§ Exercise description: Print all entries precisely as they are written.

§ Provided entries:
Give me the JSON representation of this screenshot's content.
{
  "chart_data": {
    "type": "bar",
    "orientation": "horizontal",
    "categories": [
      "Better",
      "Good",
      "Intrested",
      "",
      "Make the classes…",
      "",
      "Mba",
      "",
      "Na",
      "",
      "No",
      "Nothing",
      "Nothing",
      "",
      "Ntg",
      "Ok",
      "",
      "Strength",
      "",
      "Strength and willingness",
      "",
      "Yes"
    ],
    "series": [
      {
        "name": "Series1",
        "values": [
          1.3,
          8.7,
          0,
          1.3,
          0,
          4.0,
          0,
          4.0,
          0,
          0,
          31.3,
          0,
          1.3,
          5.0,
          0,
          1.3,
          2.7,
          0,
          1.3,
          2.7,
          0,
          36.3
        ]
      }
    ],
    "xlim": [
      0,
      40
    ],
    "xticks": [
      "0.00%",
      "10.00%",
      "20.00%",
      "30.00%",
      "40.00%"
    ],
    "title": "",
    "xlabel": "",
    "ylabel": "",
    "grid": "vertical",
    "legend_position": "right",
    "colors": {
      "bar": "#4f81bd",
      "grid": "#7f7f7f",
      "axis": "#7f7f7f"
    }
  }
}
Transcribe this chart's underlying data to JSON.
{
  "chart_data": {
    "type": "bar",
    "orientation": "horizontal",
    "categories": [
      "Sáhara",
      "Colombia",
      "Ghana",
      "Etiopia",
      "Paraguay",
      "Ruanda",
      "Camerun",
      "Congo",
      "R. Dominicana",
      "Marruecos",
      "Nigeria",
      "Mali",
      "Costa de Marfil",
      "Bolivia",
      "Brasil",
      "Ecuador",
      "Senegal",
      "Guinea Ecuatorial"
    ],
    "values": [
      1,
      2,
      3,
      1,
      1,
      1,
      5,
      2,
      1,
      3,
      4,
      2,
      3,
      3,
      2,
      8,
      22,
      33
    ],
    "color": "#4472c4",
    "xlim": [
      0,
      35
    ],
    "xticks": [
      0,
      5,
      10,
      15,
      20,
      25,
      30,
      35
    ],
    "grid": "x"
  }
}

§ Finished answer:
Give me the JSON representation of this screenshot's content.
{
  "chart_data": {
    "type": "bar",
    "orientation": "horizontal",
    "categories": [
      "Better",
      "Good",
      "Intrested",
      "",
      "Make the classes…",
      "",
      "Mba",
      "",
      "Na",
      "",
      "No",
      "Nothing",
      "Nothing",
      "",
      "Ntg",
      "Ok",
      "",
      "Strength",
      "",
      "Strength and willingness",
      "",
      "Yes"
    ],
    "series": [
      {
        "name": "Series1",
        "values": [
          1.3,
          8.7,
          0,
          1.3,
          0,
          4.0,
          0,
          4.0,
          0,
          0,
          31.3,
          0,
          1.3,
          5.0,
          0,
          1.3,
          2.7,
          0,
          1.3,
          2.7,
          0,
          36.3
        ]
      }
    ],
    "xlim": [
      0,
      40
    ],
    "xticks": [
      "0.00%",
      "10.00%",
      "20.00%",
      "30.00%",
      "40.00%"
    ],
    "title": "",
    "xlabel": "",
    "ylabel": "",
    "grid": "vertical",
    "legend_position": "right",
    "colors": {
      "bar": "#4f81bd",
      "grid": "#7f7f7f",
      "axis": "#7f7f7f"
    }
  }
}
Transcribe this chart's underlying data to JSON.
{
  "chart_data": {
    "type": "bar",
    "orientation": "horizontal",
    "categories": [
      "Sáhara",
      "Colombia",
      "Ghana",
      "Etiopia",
      "Paraguay",
      "Ruanda",
      "Camerun",
      "Congo",
      "R. Dominicana",
      "Marruecos",
      "Nigeria",
      "Mali",
      "Costa de Marfil",
      "Bolivia",
      "Brasil",
      "Ecuador",
      "Senegal",
      "Guinea Ecuatorial"
    ],
    "values": [
      1,
      2,
      3,
      1,
      1,
      1,
      5,
      2,
      1,
      3,
      4,
      2,
      3,
      3,
      2,
      8,
      22,
      33
    ],
    "color": "#4472c4",
    "xlim": [
      0,
      35
    ],
    "xticks": [
      0,
      5,
      10,
      15,
      20,
      25,
      30,
      35
    ],
    "grid": "x"
  }
}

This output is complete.